---------- Data to use

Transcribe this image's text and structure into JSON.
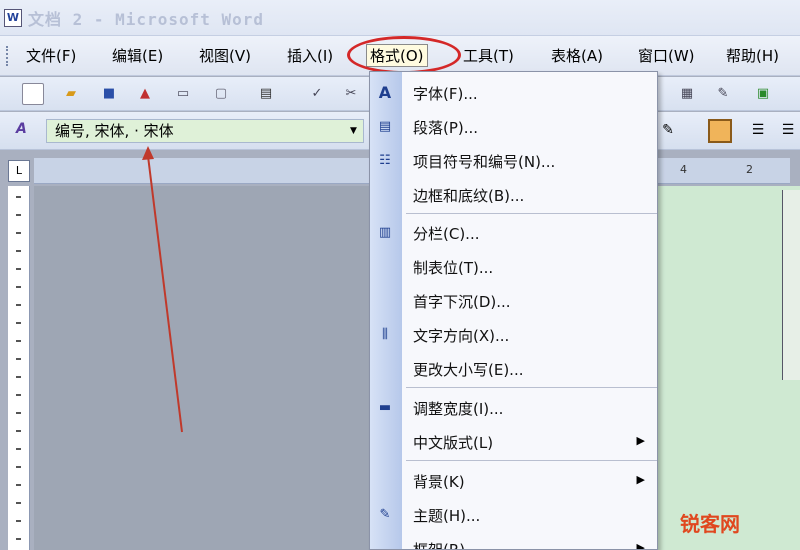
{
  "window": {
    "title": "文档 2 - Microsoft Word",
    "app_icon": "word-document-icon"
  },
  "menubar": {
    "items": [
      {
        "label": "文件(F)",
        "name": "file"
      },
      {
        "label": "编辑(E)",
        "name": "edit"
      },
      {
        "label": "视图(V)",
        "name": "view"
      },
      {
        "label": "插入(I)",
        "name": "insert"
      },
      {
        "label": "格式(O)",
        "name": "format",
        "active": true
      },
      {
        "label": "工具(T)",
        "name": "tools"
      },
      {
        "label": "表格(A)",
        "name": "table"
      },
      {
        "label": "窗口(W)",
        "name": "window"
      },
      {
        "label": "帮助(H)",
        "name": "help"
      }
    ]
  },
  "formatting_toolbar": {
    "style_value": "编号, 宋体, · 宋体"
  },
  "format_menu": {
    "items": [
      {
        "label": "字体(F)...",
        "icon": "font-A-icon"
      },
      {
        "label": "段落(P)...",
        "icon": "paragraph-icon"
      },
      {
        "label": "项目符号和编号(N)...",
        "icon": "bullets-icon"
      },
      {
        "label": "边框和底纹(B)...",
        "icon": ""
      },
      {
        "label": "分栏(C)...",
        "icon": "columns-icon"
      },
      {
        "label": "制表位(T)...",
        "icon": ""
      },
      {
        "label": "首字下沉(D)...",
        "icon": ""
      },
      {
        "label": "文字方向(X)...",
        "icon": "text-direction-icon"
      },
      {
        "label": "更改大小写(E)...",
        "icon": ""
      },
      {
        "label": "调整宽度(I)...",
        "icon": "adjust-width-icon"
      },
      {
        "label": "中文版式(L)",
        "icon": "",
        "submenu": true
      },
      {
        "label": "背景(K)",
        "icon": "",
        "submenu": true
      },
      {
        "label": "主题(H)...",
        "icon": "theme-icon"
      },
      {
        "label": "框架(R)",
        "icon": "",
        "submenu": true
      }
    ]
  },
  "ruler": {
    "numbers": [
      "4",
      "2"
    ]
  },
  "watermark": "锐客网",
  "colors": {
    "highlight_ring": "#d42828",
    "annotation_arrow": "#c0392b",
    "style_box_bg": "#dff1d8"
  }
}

--------------------
---------- Data to use

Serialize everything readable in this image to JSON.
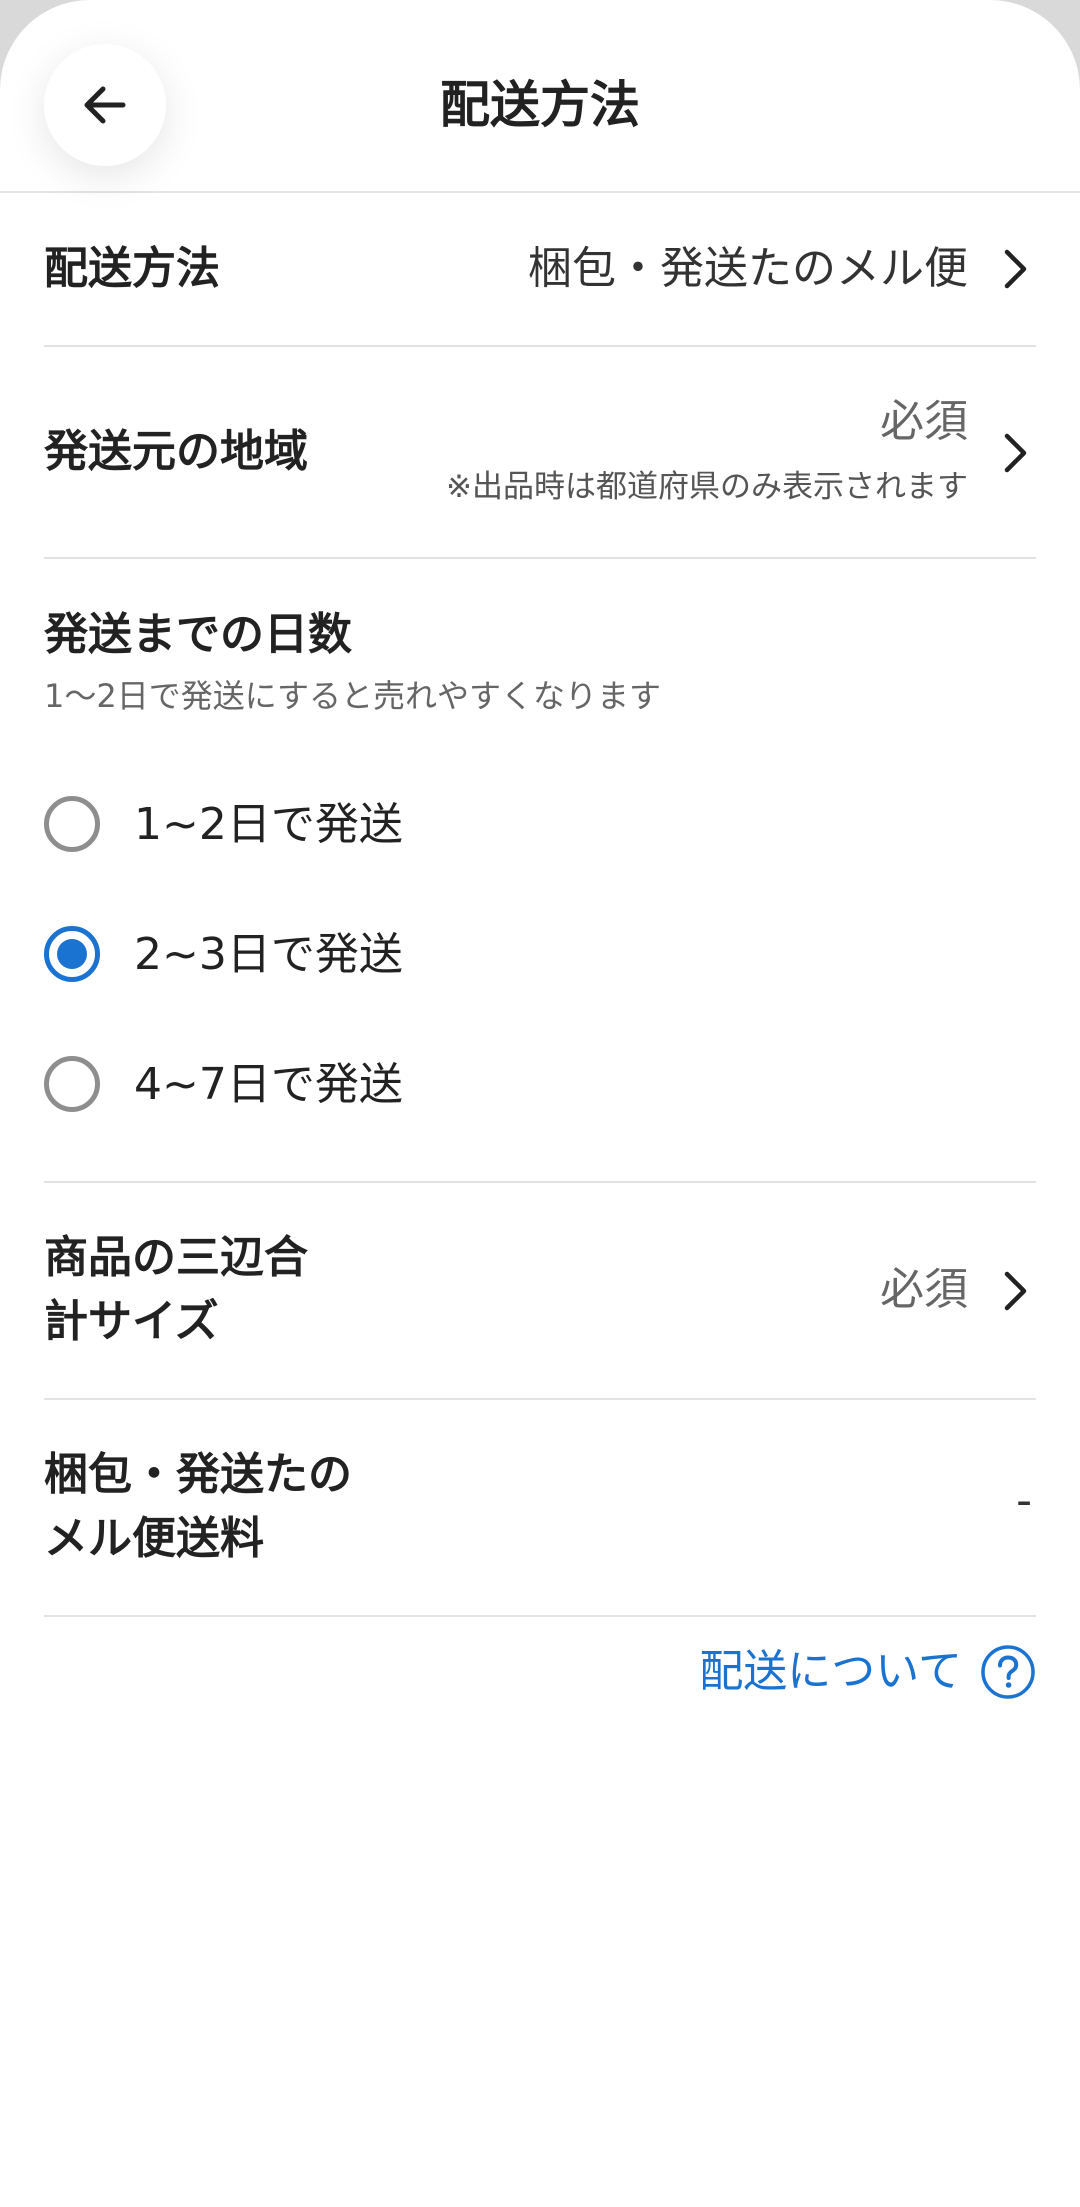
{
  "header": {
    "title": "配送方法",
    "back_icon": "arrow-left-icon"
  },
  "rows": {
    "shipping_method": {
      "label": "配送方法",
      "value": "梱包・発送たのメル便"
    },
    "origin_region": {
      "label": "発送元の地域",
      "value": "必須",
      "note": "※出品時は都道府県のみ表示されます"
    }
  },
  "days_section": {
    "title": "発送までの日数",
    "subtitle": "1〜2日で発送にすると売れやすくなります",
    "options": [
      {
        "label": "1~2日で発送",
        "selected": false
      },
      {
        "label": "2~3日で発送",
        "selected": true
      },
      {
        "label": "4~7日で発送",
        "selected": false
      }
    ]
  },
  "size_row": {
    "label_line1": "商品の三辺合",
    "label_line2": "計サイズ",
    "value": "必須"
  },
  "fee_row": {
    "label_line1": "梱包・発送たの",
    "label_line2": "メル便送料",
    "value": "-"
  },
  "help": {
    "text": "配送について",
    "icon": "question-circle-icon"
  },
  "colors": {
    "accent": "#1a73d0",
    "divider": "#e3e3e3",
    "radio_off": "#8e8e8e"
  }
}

--------------------

Exercise aim – Extract from the material all lines containing the string "name".

Result of the exercise –
        "name": "file"
        "name": "edit"
        "name": "view"
        "name": "insert"
        "name": "format",
        "name": "tools"
        "name": "table"
        "name": "window"
        "name": "help"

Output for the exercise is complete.